Extracted records
● ● ● ● ●
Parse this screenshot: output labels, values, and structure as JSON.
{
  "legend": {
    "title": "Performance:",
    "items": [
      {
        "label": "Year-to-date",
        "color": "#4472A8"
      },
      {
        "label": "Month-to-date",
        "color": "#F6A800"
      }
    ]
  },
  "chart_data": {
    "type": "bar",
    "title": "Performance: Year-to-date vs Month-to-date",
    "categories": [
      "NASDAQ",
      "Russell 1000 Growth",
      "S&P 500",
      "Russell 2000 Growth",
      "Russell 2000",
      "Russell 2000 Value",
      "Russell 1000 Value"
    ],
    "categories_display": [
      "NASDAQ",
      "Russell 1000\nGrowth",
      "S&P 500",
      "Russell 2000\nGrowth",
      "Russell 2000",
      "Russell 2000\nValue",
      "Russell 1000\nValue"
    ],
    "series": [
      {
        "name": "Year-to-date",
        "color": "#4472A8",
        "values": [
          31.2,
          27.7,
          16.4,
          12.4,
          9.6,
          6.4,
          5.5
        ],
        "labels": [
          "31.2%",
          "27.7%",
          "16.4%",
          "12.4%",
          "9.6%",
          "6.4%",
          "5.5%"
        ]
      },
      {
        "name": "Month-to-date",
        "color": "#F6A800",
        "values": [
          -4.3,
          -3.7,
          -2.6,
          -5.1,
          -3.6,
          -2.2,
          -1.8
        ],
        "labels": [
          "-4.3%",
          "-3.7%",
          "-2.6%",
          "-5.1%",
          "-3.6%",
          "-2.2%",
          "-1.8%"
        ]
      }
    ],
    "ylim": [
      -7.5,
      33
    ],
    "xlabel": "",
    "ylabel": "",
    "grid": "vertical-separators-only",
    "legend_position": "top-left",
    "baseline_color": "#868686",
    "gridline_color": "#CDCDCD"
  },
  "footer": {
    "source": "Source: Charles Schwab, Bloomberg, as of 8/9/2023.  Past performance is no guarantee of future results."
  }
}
● ● ● ● ●
◆ Your goal
Can you restate every record above word for word?

◆ Response to the task
Parse this screenshot: output labels, values, and structure as JSON.
{
  "legend": {
    "title": "Performance:",
    "items": [
      {
        "label": "Year-to-date",
        "color": "#4472A8"
      },
      {
        "label": "Month-to-date",
        "color": "#F6A800"
      }
    ]
  },
  "chart_data": {
    "type": "bar",
    "title": "Performance: Year-to-date vs Month-to-date",
    "categories": [
      "NASDAQ",
      "Russell 1000 Growth",
      "S&P 500",
      "Russell 2000 Growth",
      "Russell 2000",
      "Russell 2000 Value",
      "Russell 1000 Value"
    ],
    "categories_display": [
      "NASDAQ",
      "Russell 1000\nGrowth",
      "S&P 500",
      "Russell 2000\nGrowth",
      "Russell 2000",
      "Russell 2000\nValue",
      "Russell 1000\nValue"
    ],
    "series": [
      {
        "name": "Year-to-date",
        "color": "#4472A8",
        "values": [
          31.2,
          27.7,
          16.4,
          12.4,
          9.6,
          6.4,
          5.5
        ],
        "labels": [
          "31.2%",
          "27.7%",
          "16.4%",
          "12.4%",
          "9.6%",
          "6.4%",
          "5.5%"
        ]
      },
      {
        "name": "Month-to-date",
        "color": "#F6A800",
        "values": [
          -4.3,
          -3.7,
          -2.6,
          -5.1,
          -3.6,
          -2.2,
          -1.8
        ],
        "labels": [
          "-4.3%",
          "-3.7%",
          "-2.6%",
          "-5.1%",
          "-3.6%",
          "-2.2%",
          "-1.8%"
        ]
      }
    ],
    "ylim": [
      -7.5,
      33
    ],
    "xlabel": "",
    "ylabel": "",
    "grid": "vertical-separators-only",
    "legend_position": "top-left",
    "baseline_color": "#868686",
    "gridline_color": "#CDCDCD"
  },
  "footer": {
    "source": "Source: Charles Schwab, Bloomberg, as of 8/9/2023.  Past performance is no guarantee of future results."
  }
}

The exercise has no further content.